───── Extracted data ─────

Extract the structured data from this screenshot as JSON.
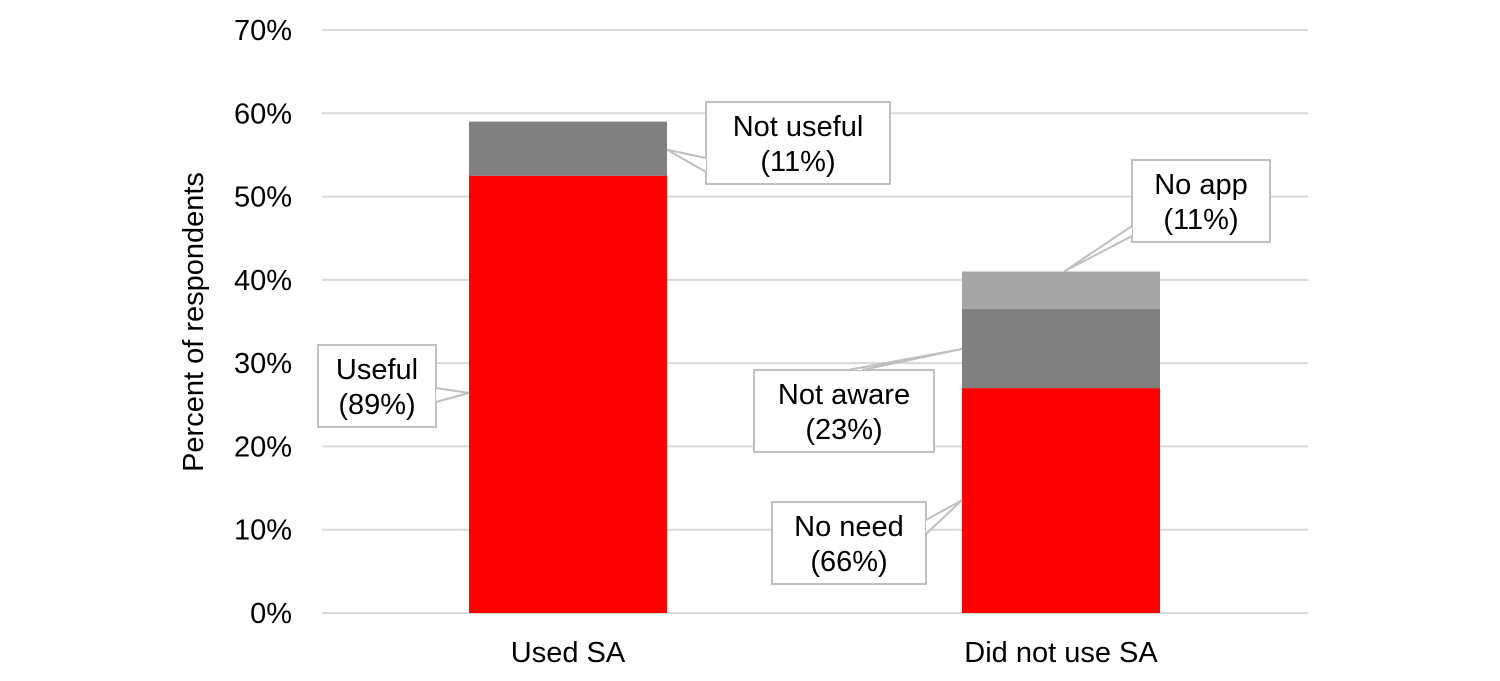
{
  "chart_data": {
    "type": "bar",
    "stacked": true,
    "title": "",
    "xlabel": "",
    "ylabel": "Percent of respondents",
    "ylim": [
      0,
      70
    ],
    "ytick_step": 10,
    "ytick_suffix": "%",
    "grid": true,
    "legend": "none",
    "categories": [
      "Used SA",
      "Did not use SA"
    ],
    "bars": [
      {
        "category": "Used SA",
        "segments": [
          {
            "label": "Useful (89%)",
            "label_lines": [
              "Useful",
              "(89%)"
            ],
            "value": 52.5,
            "color": "#ff0000"
          },
          {
            "label": "Not useful (11%)",
            "label_lines": [
              "Not useful",
              "(11%)"
            ],
            "value": 6.5,
            "color": "#808080"
          }
        ]
      },
      {
        "category": "Did not use SA",
        "segments": [
          {
            "label": "No need (66%)",
            "label_lines": [
              "No need",
              "(66%)"
            ],
            "value": 27,
            "color": "#ff0000"
          },
          {
            "label": "Not aware (23%)",
            "label_lines": [
              "Not aware",
              "(23%)"
            ],
            "value": 9.5,
            "color": "#808080"
          },
          {
            "label": "No app (11%)",
            "label_lines": [
              "No app",
              "(11%)"
            ],
            "value": 4.5,
            "color": "#a6a6a6"
          }
        ]
      }
    ]
  }
}
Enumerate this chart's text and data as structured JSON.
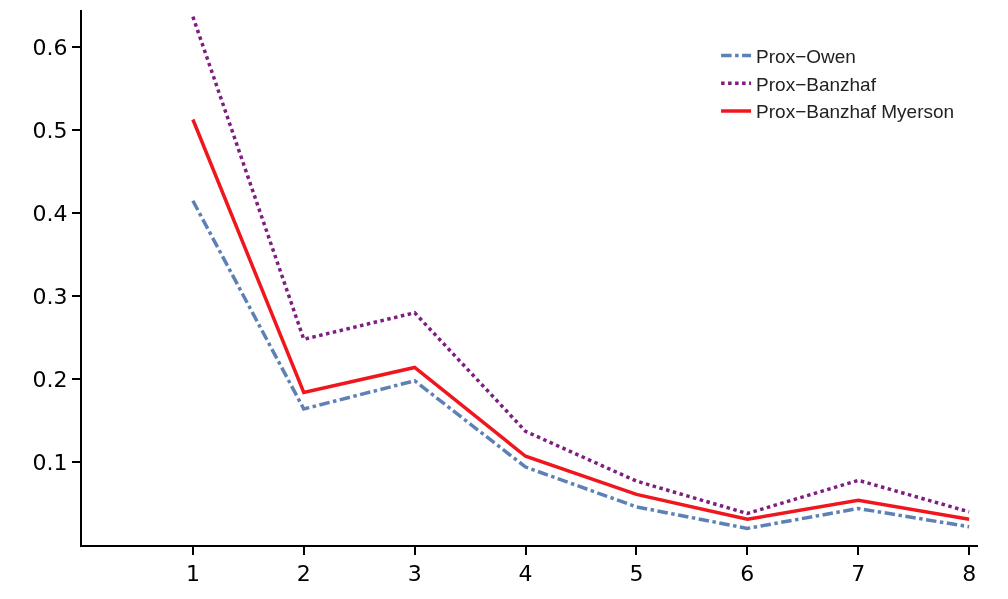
{
  "chart_data": {
    "type": "line",
    "x": [
      1,
      2,
      3,
      4,
      5,
      6,
      7,
      8
    ],
    "series": [
      {
        "name": "Prox−Owen",
        "color": "#5e81b5",
        "line_style": "dashed",
        "values": [
          0.415,
          0.164,
          0.198,
          0.094,
          0.046,
          0.02,
          0.044,
          0.022
        ]
      },
      {
        "name": "Prox−Banzhaf",
        "color": "#7f1e82",
        "line_style": "dotted",
        "values": [
          0.637,
          0.248,
          0.28,
          0.137,
          0.077,
          0.038,
          0.078,
          0.04
        ]
      },
      {
        "name": "Prox−Banzhaf Myerson",
        "color": "#f0161e",
        "line_style": "solid",
        "values": [
          0.513,
          0.184,
          0.214,
          0.107,
          0.061,
          0.031,
          0.054,
          0.031
        ]
      }
    ],
    "xlim": [
      0,
      8.08
    ],
    "xticks": [
      1,
      2,
      3,
      4,
      5,
      6,
      7,
      8
    ],
    "ylim": [
      0,
      0.645
    ],
    "yticks": [
      0.1,
      0.2,
      0.3,
      0.4,
      0.5,
      0.6
    ],
    "grid": false,
    "legend": "top right",
    "marker": "none"
  }
}
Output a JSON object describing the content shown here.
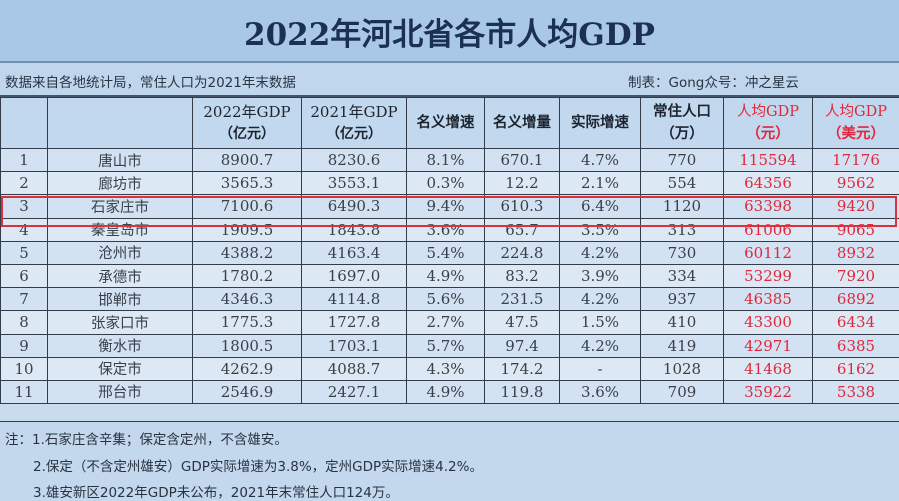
{
  "title": "2022年河北省各市人均GDP",
  "source": {
    "left": "数据来自各地统计局，常住人口为2021年末数据",
    "right": "制表：Gong众号：冲之星云"
  },
  "colors": {
    "title_bg": "#a9c7e6",
    "title_text": "#1c2f55",
    "highlight_border": "#d9323a",
    "per_capita_text": "#e0283c"
  },
  "table": {
    "headers": [
      {
        "line1": "",
        "line2": ""
      },
      {
        "line1": "",
        "line2": ""
      },
      {
        "line1": "2022年GDP",
        "line2": "（亿元）"
      },
      {
        "line1": "2021年GDP",
        "line2": "（亿元）"
      },
      {
        "line1": "名义增速",
        "line2": ""
      },
      {
        "line1": "名义增量",
        "line2": ""
      },
      {
        "line1": "实际增速",
        "line2": ""
      },
      {
        "line1": "常住人口",
        "line2": "（万）"
      },
      {
        "line1": "人均GDP",
        "line2": "（元）"
      },
      {
        "line1": "人均GDP",
        "line2": "（美元）"
      }
    ],
    "highlighted_row": 3,
    "rows": [
      {
        "rank": "1",
        "city": "唐山市",
        "gdp2022": "8900.7",
        "gdp2021": "8230.6",
        "nominal_growth": "8.1%",
        "nominal_increase": "670.1",
        "real_growth": "4.7%",
        "population": "770",
        "per_capita_cny": "115594",
        "per_capita_usd": "17176"
      },
      {
        "rank": "2",
        "city": "廊坊市",
        "gdp2022": "3565.3",
        "gdp2021": "3553.1",
        "nominal_growth": "0.3%",
        "nominal_increase": "12.2",
        "real_growth": "2.1%",
        "population": "554",
        "per_capita_cny": "64356",
        "per_capita_usd": "9562"
      },
      {
        "rank": "3",
        "city": "石家庄市",
        "gdp2022": "7100.6",
        "gdp2021": "6490.3",
        "nominal_growth": "9.4%",
        "nominal_increase": "610.3",
        "real_growth": "6.4%",
        "population": "1120",
        "per_capita_cny": "63398",
        "per_capita_usd": "9420"
      },
      {
        "rank": "4",
        "city": "秦皇岛市",
        "gdp2022": "1909.5",
        "gdp2021": "1843.8",
        "nominal_growth": "3.6%",
        "nominal_increase": "65.7",
        "real_growth": "3.5%",
        "population": "313",
        "per_capita_cny": "61006",
        "per_capita_usd": "9065"
      },
      {
        "rank": "5",
        "city": "沧州市",
        "gdp2022": "4388.2",
        "gdp2021": "4163.4",
        "nominal_growth": "5.4%",
        "nominal_increase": "224.8",
        "real_growth": "4.2%",
        "population": "730",
        "per_capita_cny": "60112",
        "per_capita_usd": "8932"
      },
      {
        "rank": "6",
        "city": "承德市",
        "gdp2022": "1780.2",
        "gdp2021": "1697.0",
        "nominal_growth": "4.9%",
        "nominal_increase": "83.2",
        "real_growth": "3.9%",
        "population": "334",
        "per_capita_cny": "53299",
        "per_capita_usd": "7920"
      },
      {
        "rank": "7",
        "city": "邯郸市",
        "gdp2022": "4346.3",
        "gdp2021": "4114.8",
        "nominal_growth": "5.6%",
        "nominal_increase": "231.5",
        "real_growth": "4.2%",
        "population": "937",
        "per_capita_cny": "46385",
        "per_capita_usd": "6892"
      },
      {
        "rank": "8",
        "city": "张家口市",
        "gdp2022": "1775.3",
        "gdp2021": "1727.8",
        "nominal_growth": "2.7%",
        "nominal_increase": "47.5",
        "real_growth": "1.5%",
        "population": "410",
        "per_capita_cny": "43300",
        "per_capita_usd": "6434"
      },
      {
        "rank": "9",
        "city": "衡水市",
        "gdp2022": "1800.5",
        "gdp2021": "1703.1",
        "nominal_growth": "5.7%",
        "nominal_increase": "97.4",
        "real_growth": "4.2%",
        "population": "419",
        "per_capita_cny": "42971",
        "per_capita_usd": "6385"
      },
      {
        "rank": "10",
        "city": "保定市",
        "gdp2022": "4262.9",
        "gdp2021": "4088.7",
        "nominal_growth": "4.3%",
        "nominal_increase": "174.2",
        "real_growth": "-",
        "population": "1028",
        "per_capita_cny": "41468",
        "per_capita_usd": "6162"
      },
      {
        "rank": "11",
        "city": "邢台市",
        "gdp2022": "2546.9",
        "gdp2021": "2427.1",
        "nominal_growth": "4.9%",
        "nominal_increase": "119.8",
        "real_growth": "3.6%",
        "population": "709",
        "per_capita_cny": "35922",
        "per_capita_usd": "5338"
      }
    ]
  },
  "notes": [
    "注：1.石家庄含辛集；保定含定州，不含雄安。",
    "2.保定（不含定州雄安）GDP实际增速为3.8%，定州GDP实际增速4.2%。",
    "3.雄安新区2022年GDP未公布，2021年末常住人口124万。"
  ]
}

─────

# [Exercise aim]
Return the whole listing, word for word, and leave out every picture.

# [Exercise result]
Extract the structured data from this screenshot as JSON.
{
  "chart_data": {
    "type": "bar",
    "stacked": true,
    "title": "",
    "xlabel": "",
    "ylabel": "Percent of respondents",
    "ylim": [
      0,
      70
    ],
    "ytick_step": 10,
    "ytick_suffix": "%",
    "grid": true,
    "legend": "none",
    "categories": [
      "Used SA",
      "Did not use SA"
    ],
    "bars": [
      {
        "category": "Used SA",
        "segments": [
          {
            "label": "Useful (89%)",
            "label_lines": [
              "Useful",
              "(89%)"
            ],
            "value": 52.5,
            "color": "#ff0000"
          },
          {
            "label": "Not useful (11%)",
            "label_lines": [
              "Not useful",
              "(11%)"
            ],
            "value": 6.5,
            "color": "#808080"
          }
        ]
      },
      {
        "category": "Did not use SA",
        "segments": [
          {
            "label": "No need (66%)",
            "label_lines": [
              "No need",
              "(66%)"
            ],
            "value": 27,
            "color": "#ff0000"
          },
          {
            "label": "Not aware (23%)",
            "label_lines": [
              "Not aware",
              "(23%)"
            ],
            "value": 9.5,
            "color": "#808080"
          },
          {
            "label": "No app (11%)",
            "label_lines": [
              "No app",
              "(11%)"
            ],
            "value": 4.5,
            "color": "#a6a6a6"
          }
        ]
      }
    ]
  }
}
Enumerate this chart's text and data as structured JSON.
{
  "chart_data": {
    "type": "line",
    "x": [
      1,
      2,
      3,
      4,
      5,
      6,
      7,
      8
    ],
    "series": [
      {
        "name": "Prox−Owen",
        "color": "#5e81b5",
        "line_style": "dashed",
        "values": [
          0.415,
          0.164,
          0.198,
          0.094,
          0.046,
          0.02,
          0.044,
          0.022
        ]
      },
      {
        "name": "Prox−Banzhaf",
        "color": "#7f1e82",
        "line_style": "dotted",
        "values": [
          0.637,
          0.248,
          0.28,
          0.137,
          0.077,
          0.038,
          0.078,
          0.04
        ]
      },
      {
        "name": "Prox−Banzhaf Myerson",
        "color": "#f0161e",
        "line_style": "solid",
        "values": [
          0.513,
          0.184,
          0.214,
          0.107,
          0.061,
          0.031,
          0.054,
          0.031
        ]
      }
    ],
    "xlim": [
      0,
      8.08
    ],
    "xticks": [
      1,
      2,
      3,
      4,
      5,
      6,
      7,
      8
    ],
    "ylim": [
      0,
      0.645
    ],
    "yticks": [
      0.1,
      0.2,
      0.3,
      0.4,
      0.5,
      0.6
    ],
    "grid": false,
    "legend": "top right",
    "marker": "none"
  }
}
Output a JSON object describing the content shown here.
{
  "title": "2022年河北省各市人均GDP",
  "source": {
    "left": "数据来自各地统计局，常住人口为2021年末数据",
    "right": "制表：Gong众号：冲之星云"
  },
  "colors": {
    "title_bg": "#a9c7e6",
    "title_text": "#1c2f55",
    "highlight_border": "#d9323a",
    "per_capita_text": "#e0283c"
  },
  "table": {
    "headers": [
      {
        "line1": "",
        "line2": ""
      },
      {
        "line1": "",
        "line2": ""
      },
      {
        "line1": "2022年GDP",
        "line2": "（亿元）"
      },
      {
        "line1": "2021年GDP",
        "line2": "（亿元）"
      },
      {
        "line1": "名义增速",
        "line2": ""
      },
      {
        "line1": "名义增量",
        "line2": ""
      },
      {
        "line1": "实际增速",
        "line2": ""
      },
      {
        "line1": "常住人口",
        "line2": "（万）"
      },
      {
        "line1": "人均GDP",
        "line2": "（元）"
      },
      {
        "line1": "人均GDP",
        "line2": "（美元）"
      }
    ],
    "highlighted_row": 3,
    "rows": [
      {
        "rank": "1",
        "city": "唐山市",
        "gdp2022": "8900.7",
        "gdp2021": "8230.6",
        "nominal_growth": "8.1%",
        "nominal_increase": "670.1",
        "real_growth": "4.7%",
        "population": "770",
        "per_capita_cny": "115594",
        "per_capita_usd": "17176"
      },
      {
        "rank": "2",
        "city": "廊坊市",
        "gdp2022": "3565.3",
        "gdp2021": "3553.1",
        "nominal_growth": "0.3%",
        "nominal_increase": "12.2",
        "real_growth": "2.1%",
        "population": "554",
        "per_capita_cny": "64356",
        "per_capita_usd": "9562"
      },
      {
        "rank": "3",
        "city": "石家庄市",
        "gdp2022": "7100.6",
        "gdp2021": "6490.3",
        "nominal_growth": "9.4%",
        "nominal_increase": "610.3",
        "real_growth": "6.4%",
        "population": "1120",
        "per_capita_cny": "63398",
        "per_capita_usd": "9420"
      },
      {
        "rank": "4",
        "city": "秦皇岛市",
        "gdp2022": "1909.5",
        "gdp2021": "1843.8",
        "nominal_growth": "3.6%",
        "nominal_increase": "65.7",
        "real_growth": "3.5%",
        "population": "313",
        "per_capita_cny": "61006",
        "per_capita_usd": "9065"
      },
      {
        "rank": "5",
        "city": "沧州市",
        "gdp2022": "4388.2",
        "gdp2021": "4163.4",
        "nominal_growth": "5.4%",
        "nominal_increase": "224.8",
        "real_growth": "4.2%",
        "population": "730",
        "per_capita_cny": "60112",
        "per_capita_usd": "8932"
      },
      {
        "rank": "6",
        "city": "承德市",
        "gdp2022": "1780.2",
        "gdp2021": "1697.0",
        "nominal_growth": "4.9%",
        "nominal_increase": "83.2",
        "real_growth": "3.9%",
        "population": "334",
        "per_capita_cny": "53299",
        "per_capita_usd": "7920"
      },
      {
        "rank": "7",
        "city": "邯郸市",
        "gdp2022": "4346.3",
        "gdp2021": "4114.8",
        "nominal_growth": "5.6%",
        "nominal_increase": "231.5",
        "real_growth": "4.2%",
        "population": "937",
        "per_capita_cny": "46385",
        "per_capita_usd": "6892"
      },
      {
        "rank": "8",
        "city": "张家口市",
        "gdp2022": "1775.3",
        "gdp2021": "1727.8",
        "nominal_growth": "2.7%",
        "nominal_increase": "47.5",
        "real_growth": "1.5%",
        "population": "410",
        "per_capita_cny": "43300",
        "per_capita_usd": "6434"
      },
      {
        "rank": "9",
        "city": "衡水市",
        "gdp2022": "1800.5",
        "gdp2021": "1703.1",
        "nominal_growth": "5.7%",
        "nominal_increase": "97.4",
        "real_growth": "4.2%",
        "population": "419",
        "per_capita_cny": "42971",
        "per_capita_usd": "6385"
      },
      {
        "rank": "10",
        "city": "保定市",
        "gdp2022": "4262.9",
        "gdp2021": "4088.7",
        "nominal_growth": "4.3%",
        "nominal_increase": "174.2",
        "real_growth": "-",
        "population": "1028",
        "per_capita_cny": "41468",
        "per_capita_usd": "6162"
      },
      {
        "rank": "11",
        "city": "邢台市",
        "gdp2022": "2546.9",
        "gdp2021": "2427.1",
        "nominal_growth": "4.9%",
        "nominal_increase": "119.8",
        "real_growth": "3.6%",
        "population": "709",
        "per_capita_cny": "35922",
        "per_capita_usd": "5338"
      }
    ]
  },
  "notes": [
    "注：1.石家庄含辛集；保定含定州，不含雄安。",
    "2.保定（不含定州雄安）GDP实际增速为3.8%，定州GDP实际增速4.2%。",
    "3.雄安新区2022年GDP未公布，2021年末常住人口124万。"
  ]
}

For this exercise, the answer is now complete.